==== Data listing

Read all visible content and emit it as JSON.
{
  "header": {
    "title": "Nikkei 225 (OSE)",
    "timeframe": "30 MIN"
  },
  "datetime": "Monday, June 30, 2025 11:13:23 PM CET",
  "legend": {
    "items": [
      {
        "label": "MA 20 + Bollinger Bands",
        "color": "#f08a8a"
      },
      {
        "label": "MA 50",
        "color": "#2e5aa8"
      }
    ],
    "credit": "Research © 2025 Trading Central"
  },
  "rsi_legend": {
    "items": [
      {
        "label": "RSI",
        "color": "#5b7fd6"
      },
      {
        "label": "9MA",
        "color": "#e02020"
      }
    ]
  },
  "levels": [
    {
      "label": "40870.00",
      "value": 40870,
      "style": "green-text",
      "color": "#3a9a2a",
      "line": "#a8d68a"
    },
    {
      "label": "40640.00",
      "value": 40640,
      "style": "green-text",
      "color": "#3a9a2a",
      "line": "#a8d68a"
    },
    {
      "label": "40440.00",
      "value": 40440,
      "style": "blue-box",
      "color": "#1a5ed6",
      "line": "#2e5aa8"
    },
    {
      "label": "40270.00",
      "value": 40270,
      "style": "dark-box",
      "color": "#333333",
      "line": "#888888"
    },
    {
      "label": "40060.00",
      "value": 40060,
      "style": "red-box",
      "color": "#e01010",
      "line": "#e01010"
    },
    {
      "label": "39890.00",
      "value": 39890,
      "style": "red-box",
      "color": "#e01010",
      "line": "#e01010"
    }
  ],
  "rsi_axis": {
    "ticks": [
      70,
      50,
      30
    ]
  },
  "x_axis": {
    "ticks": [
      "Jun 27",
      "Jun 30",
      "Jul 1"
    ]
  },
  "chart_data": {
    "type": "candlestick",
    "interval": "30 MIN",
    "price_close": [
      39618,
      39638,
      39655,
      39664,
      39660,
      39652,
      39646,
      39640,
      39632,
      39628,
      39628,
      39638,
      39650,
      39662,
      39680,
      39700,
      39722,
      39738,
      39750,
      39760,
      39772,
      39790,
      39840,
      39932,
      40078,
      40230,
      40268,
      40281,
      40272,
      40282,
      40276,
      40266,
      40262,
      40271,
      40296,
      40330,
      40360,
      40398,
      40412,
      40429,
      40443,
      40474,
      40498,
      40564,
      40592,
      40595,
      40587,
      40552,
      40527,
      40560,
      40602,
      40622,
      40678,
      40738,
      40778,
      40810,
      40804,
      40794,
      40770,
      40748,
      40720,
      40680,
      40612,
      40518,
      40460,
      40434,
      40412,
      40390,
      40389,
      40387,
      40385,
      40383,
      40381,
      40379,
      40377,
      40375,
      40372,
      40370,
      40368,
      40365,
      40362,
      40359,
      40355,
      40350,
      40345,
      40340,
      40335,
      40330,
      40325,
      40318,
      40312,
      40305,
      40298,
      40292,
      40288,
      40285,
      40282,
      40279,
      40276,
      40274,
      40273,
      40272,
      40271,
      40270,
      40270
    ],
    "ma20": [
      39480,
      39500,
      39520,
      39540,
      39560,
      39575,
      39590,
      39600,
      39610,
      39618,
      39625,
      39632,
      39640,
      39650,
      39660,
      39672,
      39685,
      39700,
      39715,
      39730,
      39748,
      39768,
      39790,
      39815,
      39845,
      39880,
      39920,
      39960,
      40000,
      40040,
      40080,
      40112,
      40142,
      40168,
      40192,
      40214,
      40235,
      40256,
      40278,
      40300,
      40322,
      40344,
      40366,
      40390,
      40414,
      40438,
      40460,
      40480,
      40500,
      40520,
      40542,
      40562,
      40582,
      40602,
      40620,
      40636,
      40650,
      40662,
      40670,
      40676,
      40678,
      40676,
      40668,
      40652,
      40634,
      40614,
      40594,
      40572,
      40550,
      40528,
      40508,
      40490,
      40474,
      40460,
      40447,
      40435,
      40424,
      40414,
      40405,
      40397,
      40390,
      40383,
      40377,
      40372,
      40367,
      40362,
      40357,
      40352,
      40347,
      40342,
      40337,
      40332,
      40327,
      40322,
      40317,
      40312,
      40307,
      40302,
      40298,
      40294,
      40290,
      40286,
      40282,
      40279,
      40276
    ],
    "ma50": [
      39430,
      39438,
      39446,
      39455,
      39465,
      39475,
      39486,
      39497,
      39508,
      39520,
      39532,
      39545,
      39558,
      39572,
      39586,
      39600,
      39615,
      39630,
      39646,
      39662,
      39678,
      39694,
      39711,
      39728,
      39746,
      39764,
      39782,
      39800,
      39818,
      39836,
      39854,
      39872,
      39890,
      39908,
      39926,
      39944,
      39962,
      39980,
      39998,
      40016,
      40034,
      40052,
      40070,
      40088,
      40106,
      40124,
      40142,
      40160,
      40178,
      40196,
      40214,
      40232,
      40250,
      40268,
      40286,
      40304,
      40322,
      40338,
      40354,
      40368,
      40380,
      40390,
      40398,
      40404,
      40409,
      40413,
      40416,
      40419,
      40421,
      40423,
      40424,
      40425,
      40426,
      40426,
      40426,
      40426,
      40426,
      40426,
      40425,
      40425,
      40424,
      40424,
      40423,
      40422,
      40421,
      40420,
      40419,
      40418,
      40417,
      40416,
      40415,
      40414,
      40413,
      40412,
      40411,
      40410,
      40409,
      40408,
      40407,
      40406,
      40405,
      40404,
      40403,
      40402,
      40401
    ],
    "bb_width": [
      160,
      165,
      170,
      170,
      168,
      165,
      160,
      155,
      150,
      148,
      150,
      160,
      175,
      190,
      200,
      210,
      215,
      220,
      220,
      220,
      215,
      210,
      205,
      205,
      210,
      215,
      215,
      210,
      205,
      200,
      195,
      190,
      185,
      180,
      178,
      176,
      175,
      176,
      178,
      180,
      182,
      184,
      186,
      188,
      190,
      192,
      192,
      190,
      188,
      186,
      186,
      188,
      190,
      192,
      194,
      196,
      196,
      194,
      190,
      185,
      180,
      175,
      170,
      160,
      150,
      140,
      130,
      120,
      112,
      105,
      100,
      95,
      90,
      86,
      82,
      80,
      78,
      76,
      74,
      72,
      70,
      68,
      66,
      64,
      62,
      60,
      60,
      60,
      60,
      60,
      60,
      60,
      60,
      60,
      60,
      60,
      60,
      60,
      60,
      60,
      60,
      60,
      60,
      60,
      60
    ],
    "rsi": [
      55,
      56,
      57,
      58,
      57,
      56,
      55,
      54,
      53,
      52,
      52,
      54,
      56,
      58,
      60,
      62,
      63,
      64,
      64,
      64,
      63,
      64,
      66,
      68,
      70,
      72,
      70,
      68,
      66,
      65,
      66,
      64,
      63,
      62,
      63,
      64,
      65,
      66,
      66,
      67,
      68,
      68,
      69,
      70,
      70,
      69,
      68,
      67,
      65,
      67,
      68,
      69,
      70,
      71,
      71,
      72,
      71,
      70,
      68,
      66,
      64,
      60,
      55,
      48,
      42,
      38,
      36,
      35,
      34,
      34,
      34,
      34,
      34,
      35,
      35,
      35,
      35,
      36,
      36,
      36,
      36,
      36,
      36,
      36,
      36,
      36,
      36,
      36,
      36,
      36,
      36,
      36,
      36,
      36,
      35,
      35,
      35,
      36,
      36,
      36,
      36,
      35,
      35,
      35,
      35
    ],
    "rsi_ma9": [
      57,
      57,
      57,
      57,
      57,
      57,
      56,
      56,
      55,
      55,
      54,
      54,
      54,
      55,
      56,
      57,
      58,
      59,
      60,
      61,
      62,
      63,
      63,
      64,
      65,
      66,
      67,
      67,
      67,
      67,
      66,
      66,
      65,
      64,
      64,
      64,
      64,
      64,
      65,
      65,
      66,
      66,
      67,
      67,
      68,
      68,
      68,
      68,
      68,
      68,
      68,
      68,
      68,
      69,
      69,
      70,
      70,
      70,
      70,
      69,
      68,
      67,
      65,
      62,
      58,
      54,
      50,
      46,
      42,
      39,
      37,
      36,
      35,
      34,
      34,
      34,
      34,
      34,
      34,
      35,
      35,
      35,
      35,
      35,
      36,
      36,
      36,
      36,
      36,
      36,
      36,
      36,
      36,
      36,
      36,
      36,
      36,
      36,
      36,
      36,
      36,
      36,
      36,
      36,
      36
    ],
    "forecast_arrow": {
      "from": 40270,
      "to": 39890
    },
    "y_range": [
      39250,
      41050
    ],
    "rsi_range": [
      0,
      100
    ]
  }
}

========

*What needs to be done:* Locate all lines in the listing above with the word "value" and copy them.

*Response to this task:*
      "value": 40870,
      "value": 40640,
      "value": 40440,
      "value": 40270,
      "value": 40060,
      "value": 39890,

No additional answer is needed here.